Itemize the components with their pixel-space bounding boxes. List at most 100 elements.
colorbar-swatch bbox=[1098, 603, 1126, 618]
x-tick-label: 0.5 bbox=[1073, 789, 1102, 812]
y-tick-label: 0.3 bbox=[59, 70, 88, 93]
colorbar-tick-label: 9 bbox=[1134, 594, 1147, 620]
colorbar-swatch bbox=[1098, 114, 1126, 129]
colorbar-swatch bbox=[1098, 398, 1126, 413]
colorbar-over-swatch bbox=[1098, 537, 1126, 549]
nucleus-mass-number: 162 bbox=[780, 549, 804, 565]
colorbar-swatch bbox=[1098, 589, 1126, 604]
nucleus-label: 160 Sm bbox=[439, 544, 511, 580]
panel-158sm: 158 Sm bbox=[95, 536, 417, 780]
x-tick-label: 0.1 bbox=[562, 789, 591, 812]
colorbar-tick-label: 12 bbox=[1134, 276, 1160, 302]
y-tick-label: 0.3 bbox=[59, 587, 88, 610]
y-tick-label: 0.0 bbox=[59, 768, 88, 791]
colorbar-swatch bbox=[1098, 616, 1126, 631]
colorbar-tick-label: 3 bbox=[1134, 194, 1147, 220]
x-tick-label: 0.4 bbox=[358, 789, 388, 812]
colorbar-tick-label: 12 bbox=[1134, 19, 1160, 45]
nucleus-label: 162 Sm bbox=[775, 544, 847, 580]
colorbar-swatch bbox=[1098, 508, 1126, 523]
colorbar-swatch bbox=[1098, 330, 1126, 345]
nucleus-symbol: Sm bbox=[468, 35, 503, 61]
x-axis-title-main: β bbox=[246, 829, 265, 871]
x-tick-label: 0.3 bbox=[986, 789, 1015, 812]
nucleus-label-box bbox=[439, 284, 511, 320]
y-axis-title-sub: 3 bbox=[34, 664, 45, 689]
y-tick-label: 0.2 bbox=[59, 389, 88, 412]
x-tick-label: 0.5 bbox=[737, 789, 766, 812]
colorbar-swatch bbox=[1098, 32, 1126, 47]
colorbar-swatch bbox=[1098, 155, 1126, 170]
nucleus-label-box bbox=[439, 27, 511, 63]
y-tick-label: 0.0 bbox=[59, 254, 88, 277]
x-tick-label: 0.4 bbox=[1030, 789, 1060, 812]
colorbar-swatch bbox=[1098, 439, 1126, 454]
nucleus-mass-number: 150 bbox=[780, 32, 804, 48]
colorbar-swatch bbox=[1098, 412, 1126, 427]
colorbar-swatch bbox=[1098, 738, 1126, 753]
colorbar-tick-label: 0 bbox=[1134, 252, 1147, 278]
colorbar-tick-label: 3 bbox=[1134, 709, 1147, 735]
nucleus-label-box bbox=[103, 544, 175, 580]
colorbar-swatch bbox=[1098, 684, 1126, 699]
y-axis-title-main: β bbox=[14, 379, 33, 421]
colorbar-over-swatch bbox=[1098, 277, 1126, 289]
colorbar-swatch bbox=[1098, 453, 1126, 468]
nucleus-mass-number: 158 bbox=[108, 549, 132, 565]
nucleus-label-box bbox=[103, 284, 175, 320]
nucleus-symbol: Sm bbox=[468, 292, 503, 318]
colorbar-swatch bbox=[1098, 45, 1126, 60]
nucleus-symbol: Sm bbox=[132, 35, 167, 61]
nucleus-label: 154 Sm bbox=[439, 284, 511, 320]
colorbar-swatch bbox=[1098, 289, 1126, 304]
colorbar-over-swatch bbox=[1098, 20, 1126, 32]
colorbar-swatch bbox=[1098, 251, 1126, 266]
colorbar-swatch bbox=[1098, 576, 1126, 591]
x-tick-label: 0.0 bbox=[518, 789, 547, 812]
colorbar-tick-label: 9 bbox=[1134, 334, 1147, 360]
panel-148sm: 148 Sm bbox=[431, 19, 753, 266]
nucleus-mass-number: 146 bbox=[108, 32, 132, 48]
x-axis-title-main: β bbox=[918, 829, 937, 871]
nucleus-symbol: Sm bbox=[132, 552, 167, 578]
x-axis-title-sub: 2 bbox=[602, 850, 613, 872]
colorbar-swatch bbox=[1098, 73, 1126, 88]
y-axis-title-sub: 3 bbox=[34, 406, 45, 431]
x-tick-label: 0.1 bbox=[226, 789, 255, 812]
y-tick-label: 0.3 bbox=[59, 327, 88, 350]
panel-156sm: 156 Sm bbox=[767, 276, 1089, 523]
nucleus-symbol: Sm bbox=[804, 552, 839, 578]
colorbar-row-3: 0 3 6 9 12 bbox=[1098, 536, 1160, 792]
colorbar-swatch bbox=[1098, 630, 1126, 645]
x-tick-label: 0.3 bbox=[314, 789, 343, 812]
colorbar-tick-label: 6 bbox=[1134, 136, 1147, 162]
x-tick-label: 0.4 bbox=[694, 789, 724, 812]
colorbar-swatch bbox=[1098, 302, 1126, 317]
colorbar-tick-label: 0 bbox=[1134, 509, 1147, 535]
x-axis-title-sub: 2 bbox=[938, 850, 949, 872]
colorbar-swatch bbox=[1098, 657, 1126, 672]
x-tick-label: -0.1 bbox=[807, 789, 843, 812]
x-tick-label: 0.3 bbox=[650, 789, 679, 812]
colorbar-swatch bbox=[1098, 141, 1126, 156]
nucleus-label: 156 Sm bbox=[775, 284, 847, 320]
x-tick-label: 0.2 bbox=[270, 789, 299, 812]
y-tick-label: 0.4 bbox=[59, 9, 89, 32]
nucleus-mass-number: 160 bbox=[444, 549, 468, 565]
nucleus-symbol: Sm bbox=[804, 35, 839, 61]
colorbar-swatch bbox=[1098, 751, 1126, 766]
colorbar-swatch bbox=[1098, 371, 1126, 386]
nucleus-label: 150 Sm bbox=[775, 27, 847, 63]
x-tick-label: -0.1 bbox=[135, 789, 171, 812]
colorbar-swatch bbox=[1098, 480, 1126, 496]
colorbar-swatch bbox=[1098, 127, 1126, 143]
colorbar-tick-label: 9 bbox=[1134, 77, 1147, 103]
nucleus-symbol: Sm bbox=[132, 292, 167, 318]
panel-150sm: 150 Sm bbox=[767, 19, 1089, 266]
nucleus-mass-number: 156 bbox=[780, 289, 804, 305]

_ _ _ _

PROBLEM REQUIREMENTS:
Copy the material above line for line, changing nothing.

TASK OUTPUT:
Itemize the components with their pixel-space bounding boxes. List at most 100 elements.
colorbar-swatch bbox=[1098, 603, 1126, 618]
x-tick-label: 0.5 bbox=[1073, 789, 1102, 812]
y-tick-label: 0.3 bbox=[59, 70, 88, 93]
colorbar-tick-label: 9 bbox=[1134, 594, 1147, 620]
colorbar-swatch bbox=[1098, 114, 1126, 129]
colorbar-swatch bbox=[1098, 398, 1126, 413]
colorbar-over-swatch bbox=[1098, 537, 1126, 549]
nucleus-mass-number: 162 bbox=[780, 549, 804, 565]
colorbar-swatch bbox=[1098, 589, 1126, 604]
nucleus-label: 160 Sm bbox=[439, 544, 511, 580]
panel-158sm: 158 Sm bbox=[95, 536, 417, 780]
x-tick-label: 0.1 bbox=[562, 789, 591, 812]
colorbar-tick-label: 12 bbox=[1134, 276, 1160, 302]
y-tick-label: 0.3 bbox=[59, 587, 88, 610]
y-tick-label: 0.0 bbox=[59, 768, 88, 791]
colorbar-swatch bbox=[1098, 616, 1126, 631]
colorbar-tick-label: 3 bbox=[1134, 194, 1147, 220]
x-tick-label: 0.4 bbox=[358, 789, 388, 812]
colorbar-tick-label: 12 bbox=[1134, 19, 1160, 45]
nucleus-label: 162 Sm bbox=[775, 544, 847, 580]
colorbar-swatch bbox=[1098, 508, 1126, 523]
colorbar-swatch bbox=[1098, 330, 1126, 345]
nucleus-symbol: Sm bbox=[468, 35, 503, 61]
x-axis-title-main: β bbox=[246, 829, 265, 871]
x-tick-label: 0.3 bbox=[986, 789, 1015, 812]
nucleus-label-box bbox=[439, 284, 511, 320]
y-axis-title-sub: 3 bbox=[34, 664, 45, 689]
y-tick-label: 0.2 bbox=[59, 389, 88, 412]
x-tick-label: 0.5 bbox=[737, 789, 766, 812]
colorbar-swatch bbox=[1098, 32, 1126, 47]
colorbar-swatch bbox=[1098, 155, 1126, 170]
nucleus-label-box bbox=[439, 27, 511, 63]
y-tick-label: 0.0 bbox=[59, 254, 88, 277]
x-tick-label: 0.4 bbox=[1030, 789, 1060, 812]
colorbar-swatch bbox=[1098, 439, 1126, 454]
nucleus-mass-number: 150 bbox=[780, 32, 804, 48]
colorbar-swatch bbox=[1098, 412, 1126, 427]
colorbar-swatch bbox=[1098, 738, 1126, 753]
colorbar-tick-label: 0 bbox=[1134, 252, 1147, 278]
colorbar-tick-label: 3 bbox=[1134, 709, 1147, 735]
nucleus-label-box bbox=[103, 544, 175, 580]
colorbar-swatch bbox=[1098, 684, 1126, 699]
y-axis-title-main: β bbox=[14, 379, 33, 421]
colorbar-over-swatch bbox=[1098, 277, 1126, 289]
colorbar-swatch bbox=[1098, 453, 1126, 468]
nucleus-mass-number: 158 bbox=[108, 549, 132, 565]
nucleus-label-box bbox=[103, 284, 175, 320]
nucleus-symbol: Sm bbox=[468, 292, 503, 318]
colorbar-swatch bbox=[1098, 45, 1126, 60]
nucleus-symbol: Sm bbox=[132, 35, 167, 61]
nucleus-label: 154 Sm bbox=[439, 284, 511, 320]
colorbar-swatch bbox=[1098, 289, 1126, 304]
colorbar-over-swatch bbox=[1098, 20, 1126, 32]
colorbar-swatch bbox=[1098, 251, 1126, 266]
colorbar-swatch bbox=[1098, 576, 1126, 591]
x-tick-label: 0.0 bbox=[518, 789, 547, 812]
colorbar-tick-label: 9 bbox=[1134, 334, 1147, 360]
panel-148sm: 148 Sm bbox=[431, 19, 753, 266]
nucleus-mass-number: 146 bbox=[108, 32, 132, 48]
x-axis-title-main: β bbox=[918, 829, 937, 871]
nucleus-symbol: Sm bbox=[132, 552, 167, 578]
x-axis-title-sub: 2 bbox=[602, 850, 613, 872]
colorbar-swatch bbox=[1098, 73, 1126, 88]
y-axis-title-sub: 3 bbox=[34, 406, 45, 431]
x-tick-label: 0.1 bbox=[226, 789, 255, 812]
y-tick-label: 0.3 bbox=[59, 327, 88, 350]
panel-156sm: 156 Sm bbox=[767, 276, 1089, 523]
nucleus-symbol: Sm bbox=[804, 552, 839, 578]
colorbar-row-3: 0 3 6 9 12 bbox=[1098, 536, 1160, 792]
colorbar-swatch bbox=[1098, 630, 1126, 645]
x-tick-label: 0.3 bbox=[314, 789, 343, 812]
colorbar-tick-label: 6 bbox=[1134, 136, 1147, 162]
x-tick-label: 0.4 bbox=[694, 789, 724, 812]
colorbar-swatch bbox=[1098, 302, 1126, 317]
colorbar-tick-label: 0 bbox=[1134, 509, 1147, 535]
x-axis-title-sub: 2 bbox=[938, 850, 949, 872]
colorbar-swatch bbox=[1098, 657, 1126, 672]
x-tick-label: -0.1 bbox=[807, 789, 843, 812]
x-tick-label: 0.3 bbox=[650, 789, 679, 812]
colorbar-swatch bbox=[1098, 141, 1126, 156]
nucleus-label: 156 Sm bbox=[775, 284, 847, 320]
x-tick-label: 0.2 bbox=[270, 789, 299, 812]
y-tick-label: 0.4 bbox=[59, 9, 89, 32]
nucleus-mass-number: 160 bbox=[444, 549, 468, 565]
nucleus-symbol: Sm bbox=[804, 35, 839, 61]
colorbar-swatch bbox=[1098, 751, 1126, 766]
colorbar-swatch bbox=[1098, 371, 1126, 386]
nucleus-label: 150 Sm bbox=[775, 27, 847, 63]
x-tick-label: -0.1 bbox=[135, 789, 171, 812]
colorbar-swatch bbox=[1098, 480, 1126, 496]
colorbar-swatch bbox=[1098, 127, 1126, 143]
colorbar-tick-label: 9 bbox=[1134, 77, 1147, 103]
nucleus-symbol: Sm bbox=[132, 292, 167, 318]
panel-150sm: 150 Sm bbox=[767, 19, 1089, 266]
nucleus-mass-number: 156 bbox=[780, 289, 804, 305]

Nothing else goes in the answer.